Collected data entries
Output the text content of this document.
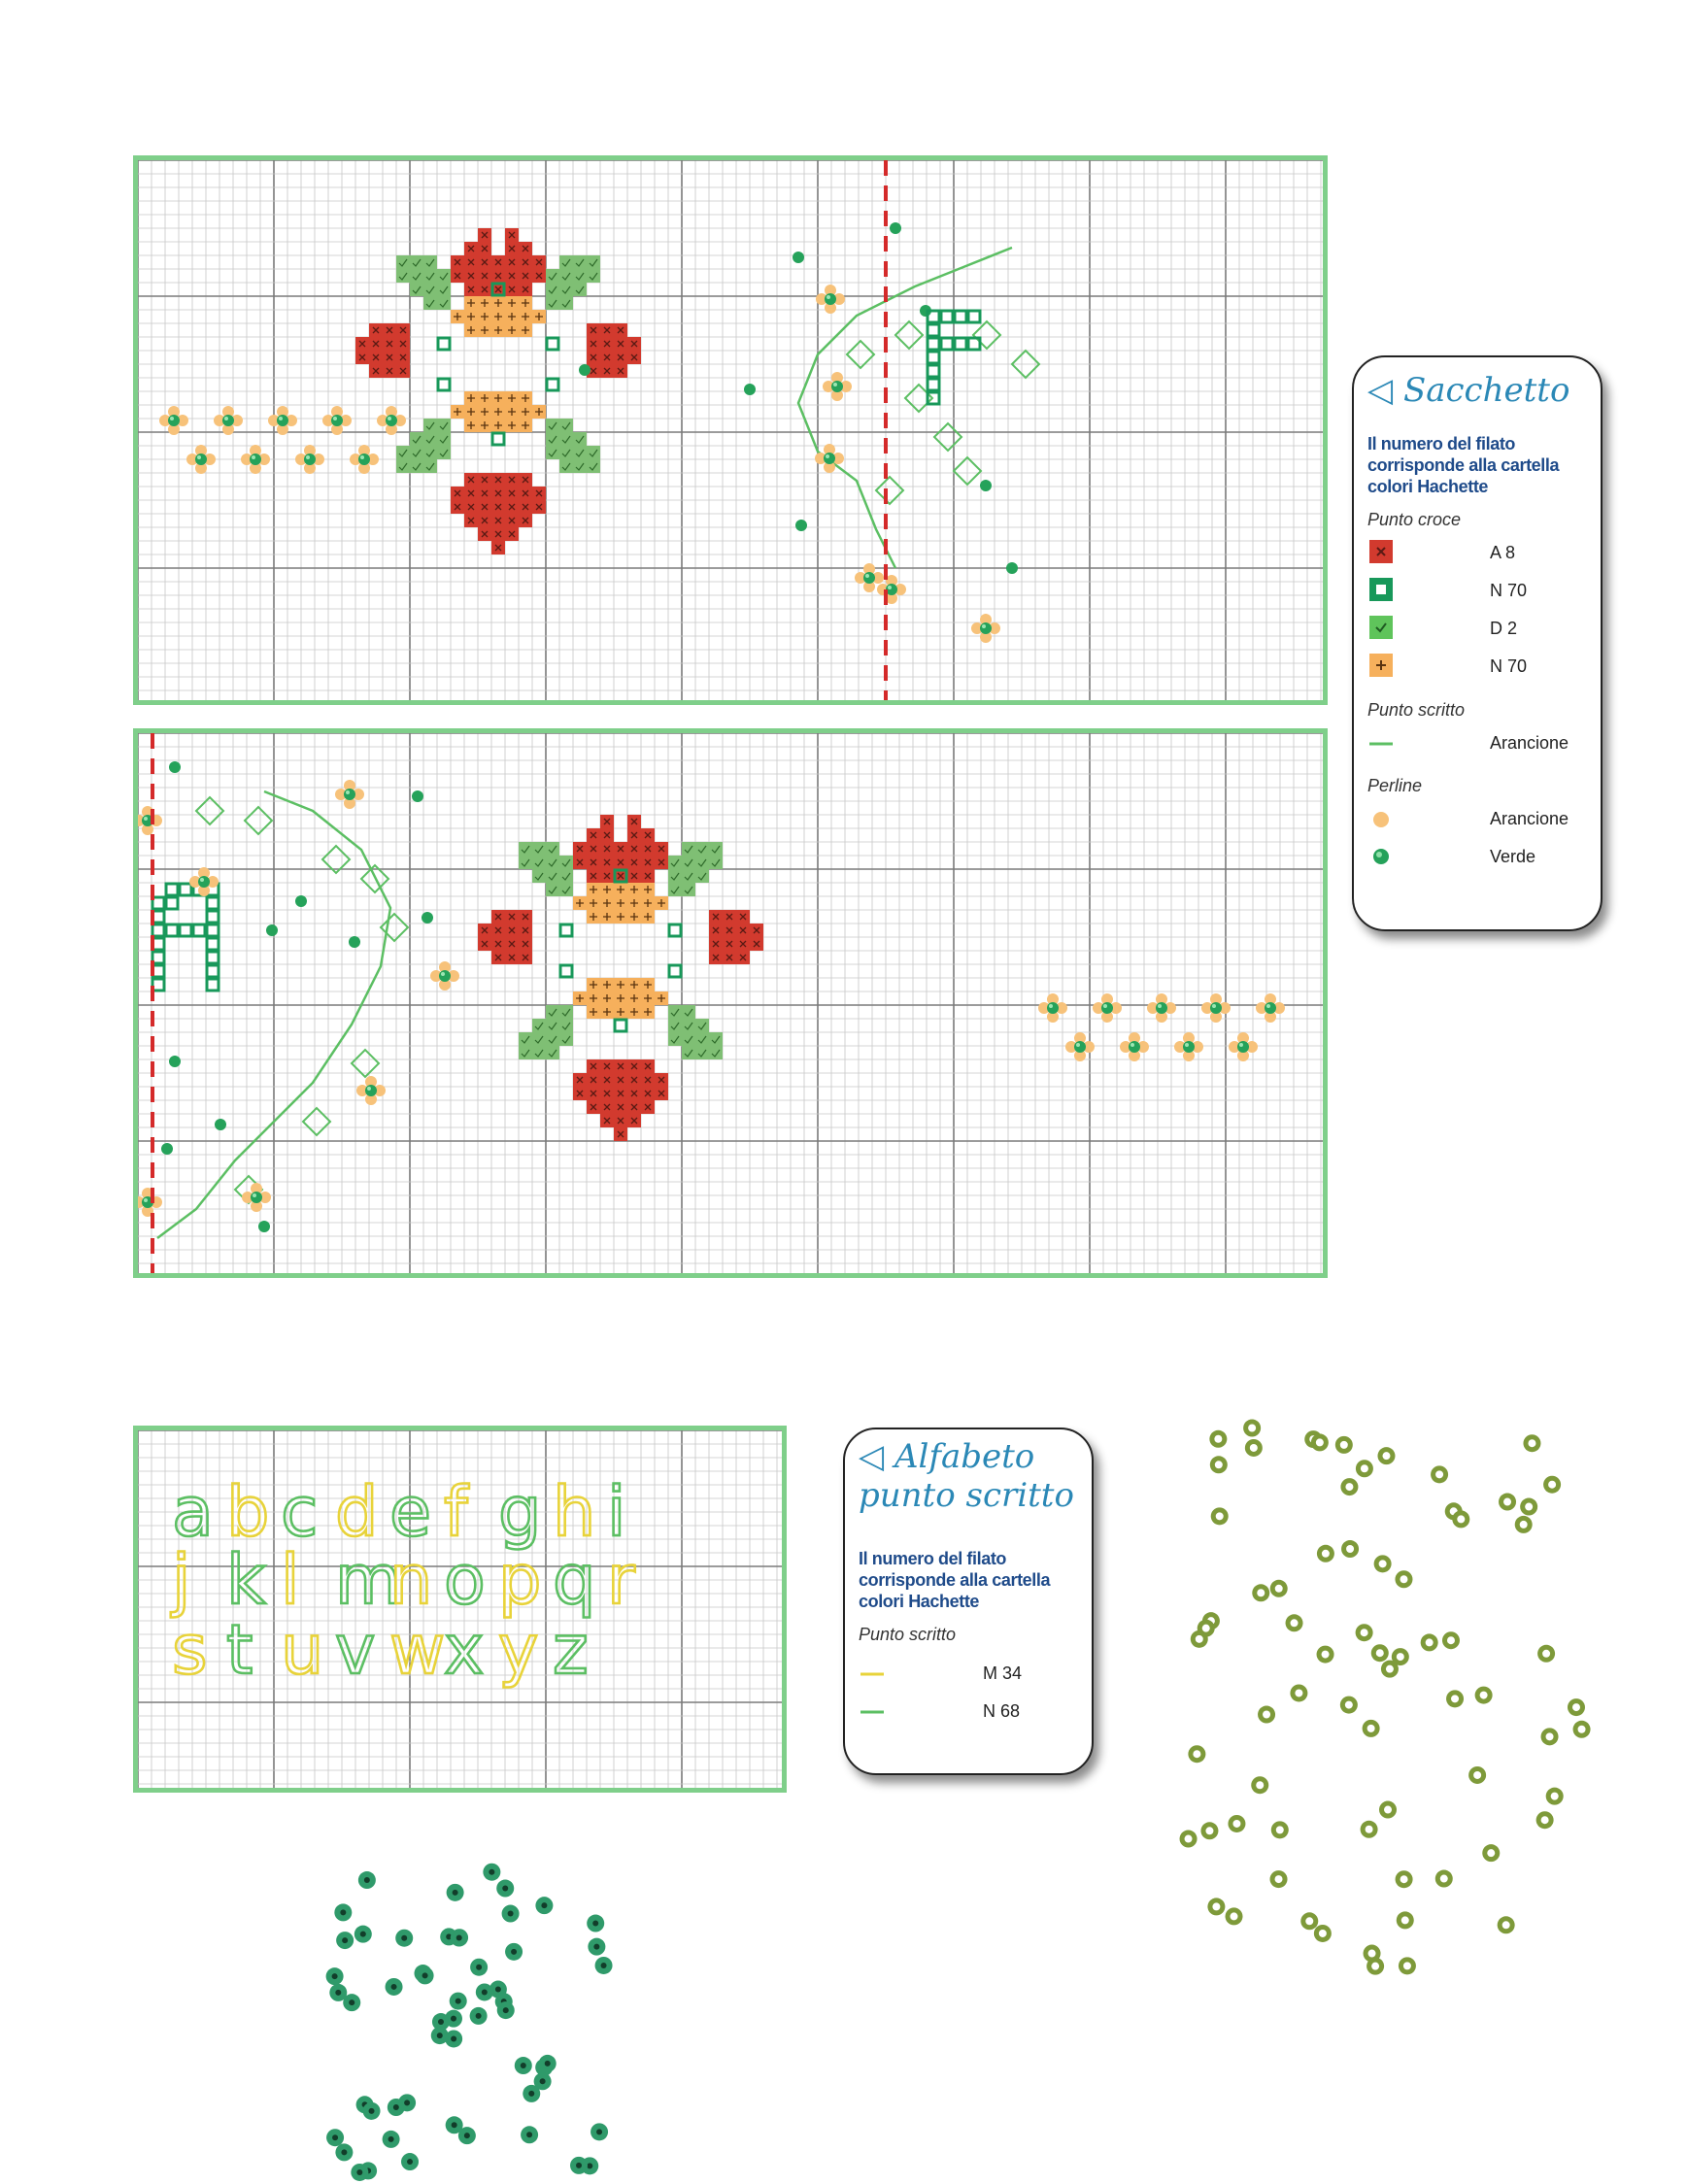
a b c d e f g h i
j k l m
n o p q r
s t u v w
x y z
◁ Sacchetto
Il numero del filato
corrisponde alla cartella
colori Hachette
Punto croce
A 8
N 70
D 2
N 70
Punto scritto
Arancione
Perline
Arancione
Verde
◁ Alfabeto
punto scritto
Il numero del filato
corrisponde alla cartella
colori Hachette
Punto scritto
M 34
N 68
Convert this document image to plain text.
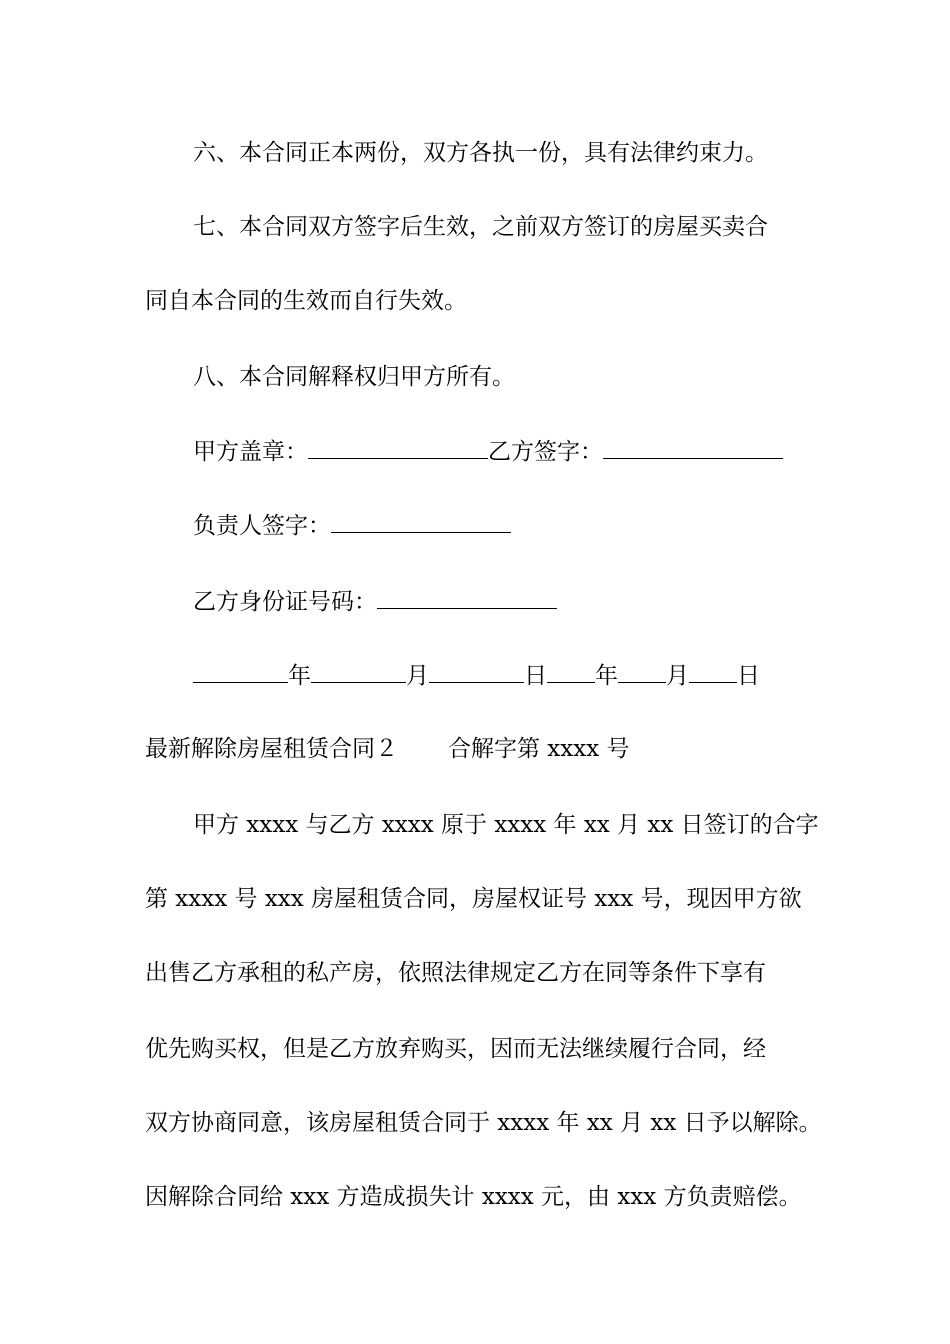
六、本合同正本两份，双方各执一份，具有法律约束力。
七、本合同双方签字后生效，之前双方签订的房屋买卖合
同自本合同的生效而自行失效。
八、本合同解释权归甲方所有。
甲方盖章：	乙方签字：
负责人签字：
乙方身份证号码：
年	月	日 年 月 日
最新解除房屋租赁合同２ 合解字第 xxxx 号
甲方 xxxx 与乙方 xxxx 原于 xxxx 年 xx 月 xx 日签订的合字
第 xxxx 号 xxx 房屋租赁合同，房屋权证号 xxx 号，现因甲方欲
出售乙方承租的私产房，依照法律规定乙方在同等条件下享有
优先购买权，但是乙方放弃购买，因而无法继续履行合同，经
双方协商同意，该房屋租赁合同于 xxxx 年 xx 月 xx 日予以解除。
因解除合同给 xxx 方造成损失计 xxxx 元，由 xxx 方负责赔偿。
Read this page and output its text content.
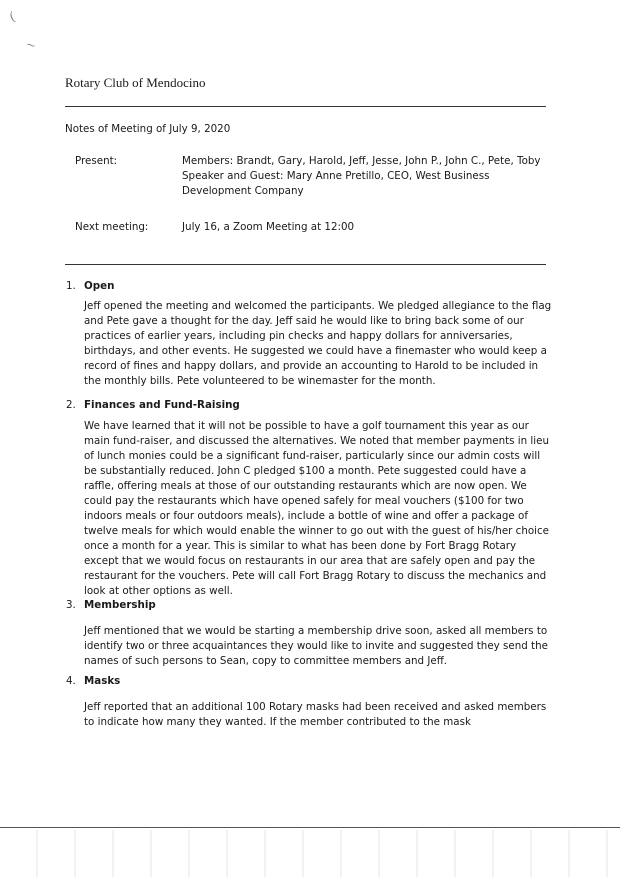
(
~
Rotary Club of Mendocino
Notes of Meeting of July 9, 2020
Present:	Members: Brandt, Gary, Harold, Jeff, Jesse, John P., John C., Pete, Toby
Speaker and Guest: Mary Anne Pretillo, CEO, West Business Development Company
Next meeting:	July 16, a Zoom Meeting at 12:00
1. Open
Jeff opened the meeting and welcomed the participants. We pledged allegiance to the flag and Pete gave a thought for the day. Jeff said he would like to bring back some of our practices of earlier years, including pin checks and happy dollars for anniversaries, birthdays, and other events. He suggested we could have a finemaster who would keep a record of fines and happy dollars, and provide an accounting to Harold to be included in the monthly bills. Pete volunteered to be winemaster for the month.
2. Finances and Fund-Raising
We have learned that it will not be possible to have a golf tournament this year as our main fund-raiser, and discussed the alternatives. We noted that member payments in lieu of lunch monies could be a significant fund-raiser, particularly since our admin costs will be substantially reduced. John C pledged $100 a month. Pete suggested could have a raffle, offering meals at those of our outstanding restaurants which are now open. We could pay the restaurants which have opened safely for meal vouchers ($100 for two indoors meals or four outdoors meals), include a bottle of wine and offer a package of twelve meals for which would enable the winner to go out with the guest of his/her choice once a month for a year. This is similar to what has been done by Fort Bragg Rotary except that we would focus on restaurants in our area that are safely open and pay the restaurant for the vouchers. Pete will call Fort Bragg Rotary to discuss the mechanics and look at other options as well.
3. Membership
Jeff mentioned that we would be starting a membership drive soon, asked all members to identify two or three acquaintances they would like to invite and suggested they send the names of such persons to Sean, copy to committee members and Jeff.
4. Masks
Jeff reported that an additional 100 Rotary masks had been received and asked members to indicate how many they wanted. If the member contributed to the mask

• Short task
Without the pictures, extract every entry verbatim.

• Solution for this problem
Output the text content of this document.
a b c d e f g h i
j k l m
n o p q r
s t u v w
x y z
◁ Sacchetto
Il numero del filato
corrisponde alla cartella
colori Hachette
Punto croce
A 8
N 70
D 2
N 70
Punto scritto
Arancione
Perline
Arancione
Verde
◁ Alfabeto
punto scritto
Il numero del filato
corrisponde alla cartella
colori Hachette
Punto scritto
M 34
N 68
Convert this document image to plain text.
六、本合同正本两份，双方各执一份，具有法律约束力。
七、本合同双方签字后生效，之前双方签订的房屋买卖合
同自本合同的生效而自行失效。
八、本合同解释权归甲方所有。
甲方盖章：	乙方签字：
负责人签字：
乙方身份证号码：
年	月	日 年 月 日
最新解除房屋租赁合同２ 合解字第 xxxx 号
甲方 xxxx 与乙方 xxxx 原于 xxxx 年 xx 月 xx 日签订的合字
第 xxxx 号 xxx 房屋租赁合同，房屋权证号 xxx 号，现因甲方欲
出售乙方承租的私产房，依照法律规定乙方在同等条件下享有
优先购买权，但是乙方放弃购买，因而无法继续履行合同，经
双方协商同意，该房屋租赁合同于 xxxx 年 xx 月 xx 日予以解除。
因解除合同给 xxx 方造成损失计 xxxx 元，由 xxx 方负责赔偿。
Read this page and output its text content.
(
~
Rotary Club of Mendocino
Notes of Meeting of July 9, 2020
Present:	Members: Brandt, Gary, Harold, Jeff, Jesse, John P., John C., Pete, Toby
Speaker and Guest: Mary Anne Pretillo, CEO, West Business Development Company
Next meeting:	July 16, a Zoom Meeting at 12:00
1. Open
Jeff opened the meeting and welcomed the participants. We pledged allegiance to the flag and Pete gave a thought for the day. Jeff said he would like to bring back some of our practices of earlier years, including pin checks and happy dollars for anniversaries, birthdays, and other events. He suggested we could have a finemaster who would keep a record of fines and happy dollars, and provide an accounting to Harold to be included in the monthly bills. Pete volunteered to be winemaster for the month.
2. Finances and Fund-Raising
We have learned that it will not be possible to have a golf tournament this year as our main fund-raiser, and discussed the alternatives. We noted that member payments in lieu of lunch monies could be a significant fund-raiser, particularly since our admin costs will be substantially reduced. John C pledged $100 a month. Pete suggested could have a raffle, offering meals at those of our outstanding restaurants which are now open. We could pay the restaurants which have opened safely for meal vouchers ($100 for two indoors meals or four outdoors meals), include a bottle of wine and offer a package of twelve meals for which would enable the winner to go out with the guest of his/her choice once a month for a year. This is similar to what has been done by Fort Bragg Rotary except that we would focus on restaurants in our area that are safely open and pay the restaurant for the vouchers. Pete will call Fort Bragg Rotary to discuss the mechanics and look at other options as well.
3. Membership
Jeff mentioned that we would be starting a membership drive soon, asked all members to identify two or three acquaintances they would like to invite and suggested they send the names of such persons to Sean, copy to committee members and Jeff.
4. Masks
Jeff reported that an additional 100 Rotary masks had been received and asked members to indicate how many they wanted. If the member contributed to the mask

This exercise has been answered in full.